_Stored entries_:
******************************

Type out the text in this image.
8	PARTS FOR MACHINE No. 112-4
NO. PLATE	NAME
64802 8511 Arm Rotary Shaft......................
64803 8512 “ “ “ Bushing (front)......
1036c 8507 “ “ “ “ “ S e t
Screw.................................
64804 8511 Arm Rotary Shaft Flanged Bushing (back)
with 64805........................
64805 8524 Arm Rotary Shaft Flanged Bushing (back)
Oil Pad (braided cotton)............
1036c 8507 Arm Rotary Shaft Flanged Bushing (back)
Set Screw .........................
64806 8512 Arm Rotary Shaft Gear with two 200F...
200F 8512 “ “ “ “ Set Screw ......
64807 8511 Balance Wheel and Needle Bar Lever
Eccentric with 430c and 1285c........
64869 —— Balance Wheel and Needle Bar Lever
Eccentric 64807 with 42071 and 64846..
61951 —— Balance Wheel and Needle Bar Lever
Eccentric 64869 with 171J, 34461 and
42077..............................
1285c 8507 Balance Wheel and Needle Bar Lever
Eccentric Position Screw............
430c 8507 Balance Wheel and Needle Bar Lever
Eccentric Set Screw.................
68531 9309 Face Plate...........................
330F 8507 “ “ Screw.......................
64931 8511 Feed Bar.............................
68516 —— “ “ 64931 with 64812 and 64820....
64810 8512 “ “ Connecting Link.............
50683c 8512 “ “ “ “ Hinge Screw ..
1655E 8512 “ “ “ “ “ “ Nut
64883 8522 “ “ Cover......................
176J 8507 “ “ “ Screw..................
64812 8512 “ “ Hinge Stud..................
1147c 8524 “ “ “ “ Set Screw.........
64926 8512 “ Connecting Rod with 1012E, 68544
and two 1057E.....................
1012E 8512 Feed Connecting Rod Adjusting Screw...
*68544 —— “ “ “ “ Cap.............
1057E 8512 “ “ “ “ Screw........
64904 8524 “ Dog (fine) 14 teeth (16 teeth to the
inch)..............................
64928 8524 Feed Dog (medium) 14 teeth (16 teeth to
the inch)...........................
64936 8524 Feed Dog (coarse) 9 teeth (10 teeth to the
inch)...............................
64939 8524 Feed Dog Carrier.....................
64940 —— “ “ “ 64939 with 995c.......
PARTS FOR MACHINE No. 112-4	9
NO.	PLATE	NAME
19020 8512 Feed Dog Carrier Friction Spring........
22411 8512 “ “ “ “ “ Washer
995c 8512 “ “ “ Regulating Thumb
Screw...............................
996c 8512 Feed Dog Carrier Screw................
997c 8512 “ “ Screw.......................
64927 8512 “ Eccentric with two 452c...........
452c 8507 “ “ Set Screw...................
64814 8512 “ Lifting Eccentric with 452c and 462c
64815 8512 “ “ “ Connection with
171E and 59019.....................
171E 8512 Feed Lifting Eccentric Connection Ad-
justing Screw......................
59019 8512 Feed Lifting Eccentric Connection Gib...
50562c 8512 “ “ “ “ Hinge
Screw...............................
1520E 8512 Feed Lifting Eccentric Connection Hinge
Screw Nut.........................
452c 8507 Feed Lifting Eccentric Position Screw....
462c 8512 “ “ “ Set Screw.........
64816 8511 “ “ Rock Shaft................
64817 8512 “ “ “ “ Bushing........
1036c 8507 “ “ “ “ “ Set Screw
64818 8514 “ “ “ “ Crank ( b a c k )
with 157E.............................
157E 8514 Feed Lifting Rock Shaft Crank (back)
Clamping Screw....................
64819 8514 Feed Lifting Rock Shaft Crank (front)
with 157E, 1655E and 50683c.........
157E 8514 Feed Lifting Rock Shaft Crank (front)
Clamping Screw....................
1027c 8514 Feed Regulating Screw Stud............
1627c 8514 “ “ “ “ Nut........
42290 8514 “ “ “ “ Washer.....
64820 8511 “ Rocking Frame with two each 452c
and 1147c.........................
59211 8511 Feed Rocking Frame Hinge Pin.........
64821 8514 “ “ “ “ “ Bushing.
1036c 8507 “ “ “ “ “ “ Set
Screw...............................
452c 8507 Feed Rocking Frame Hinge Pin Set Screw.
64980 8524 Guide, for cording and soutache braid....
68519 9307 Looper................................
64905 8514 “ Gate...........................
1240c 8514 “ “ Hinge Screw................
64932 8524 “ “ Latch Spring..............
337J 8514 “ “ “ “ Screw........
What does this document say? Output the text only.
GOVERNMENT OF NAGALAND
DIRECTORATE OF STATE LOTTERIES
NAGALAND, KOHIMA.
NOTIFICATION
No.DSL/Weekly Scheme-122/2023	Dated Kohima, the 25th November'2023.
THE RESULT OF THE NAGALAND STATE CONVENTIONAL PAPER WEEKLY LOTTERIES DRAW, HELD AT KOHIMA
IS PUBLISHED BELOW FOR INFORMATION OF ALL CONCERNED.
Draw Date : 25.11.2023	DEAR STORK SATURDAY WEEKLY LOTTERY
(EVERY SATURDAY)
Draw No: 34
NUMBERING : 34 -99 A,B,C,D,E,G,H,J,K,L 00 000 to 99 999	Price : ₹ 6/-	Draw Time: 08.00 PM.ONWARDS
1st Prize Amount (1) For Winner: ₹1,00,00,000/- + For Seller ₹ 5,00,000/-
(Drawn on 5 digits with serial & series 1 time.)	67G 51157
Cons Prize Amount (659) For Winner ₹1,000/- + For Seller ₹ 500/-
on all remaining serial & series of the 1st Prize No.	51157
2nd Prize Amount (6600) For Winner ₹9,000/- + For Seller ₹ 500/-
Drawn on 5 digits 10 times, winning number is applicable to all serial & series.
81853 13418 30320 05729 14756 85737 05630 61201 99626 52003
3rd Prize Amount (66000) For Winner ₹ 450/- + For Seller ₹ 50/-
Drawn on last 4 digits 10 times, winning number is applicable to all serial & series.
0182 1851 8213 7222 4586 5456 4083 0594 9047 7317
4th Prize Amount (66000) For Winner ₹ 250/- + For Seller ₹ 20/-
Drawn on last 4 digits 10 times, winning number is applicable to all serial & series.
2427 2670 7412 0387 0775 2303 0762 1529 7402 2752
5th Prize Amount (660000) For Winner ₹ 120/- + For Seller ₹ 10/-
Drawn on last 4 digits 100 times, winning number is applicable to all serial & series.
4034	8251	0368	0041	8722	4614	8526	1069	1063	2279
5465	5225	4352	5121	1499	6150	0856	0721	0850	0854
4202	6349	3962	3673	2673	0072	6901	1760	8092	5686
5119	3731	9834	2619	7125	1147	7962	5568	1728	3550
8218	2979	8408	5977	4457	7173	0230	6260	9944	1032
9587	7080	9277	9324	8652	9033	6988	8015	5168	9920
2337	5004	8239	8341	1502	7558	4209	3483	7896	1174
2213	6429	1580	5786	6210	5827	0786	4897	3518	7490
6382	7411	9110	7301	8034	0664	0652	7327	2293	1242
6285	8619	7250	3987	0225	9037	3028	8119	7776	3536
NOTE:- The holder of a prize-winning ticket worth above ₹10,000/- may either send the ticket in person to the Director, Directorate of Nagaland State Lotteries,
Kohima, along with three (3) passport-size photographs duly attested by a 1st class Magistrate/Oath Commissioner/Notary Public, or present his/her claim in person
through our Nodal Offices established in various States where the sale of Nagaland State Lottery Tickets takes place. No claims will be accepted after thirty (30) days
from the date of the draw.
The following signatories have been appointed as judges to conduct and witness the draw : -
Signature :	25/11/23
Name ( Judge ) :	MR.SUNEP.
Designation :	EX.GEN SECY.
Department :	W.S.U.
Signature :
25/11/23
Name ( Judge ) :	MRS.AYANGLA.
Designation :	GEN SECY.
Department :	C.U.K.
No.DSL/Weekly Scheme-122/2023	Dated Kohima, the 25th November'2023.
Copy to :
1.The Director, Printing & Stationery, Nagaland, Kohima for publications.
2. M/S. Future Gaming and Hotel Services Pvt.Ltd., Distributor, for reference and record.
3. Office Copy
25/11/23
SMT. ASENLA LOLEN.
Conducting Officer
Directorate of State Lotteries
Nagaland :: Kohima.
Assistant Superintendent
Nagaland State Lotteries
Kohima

******************************

_Exercise instructions_:
Track down the lines that include the word "Hinge" and copy them.

_Answer to this task_:
50683c 8512 “ “ “ “ Hinge Screw ..
64812 8512 “ “ Hinge Stud..................
50562c 8512 “ “ “ “ Hinge
1520E 8512 Feed Lifting Eccentric Connection Hinge
59211 8511 Feed Rocking Frame Hinge Pin.........
452c 8507 Feed Rocking Frame Hinge Pin Set Screw.
1240c 8514 “ “ Hinge Screw................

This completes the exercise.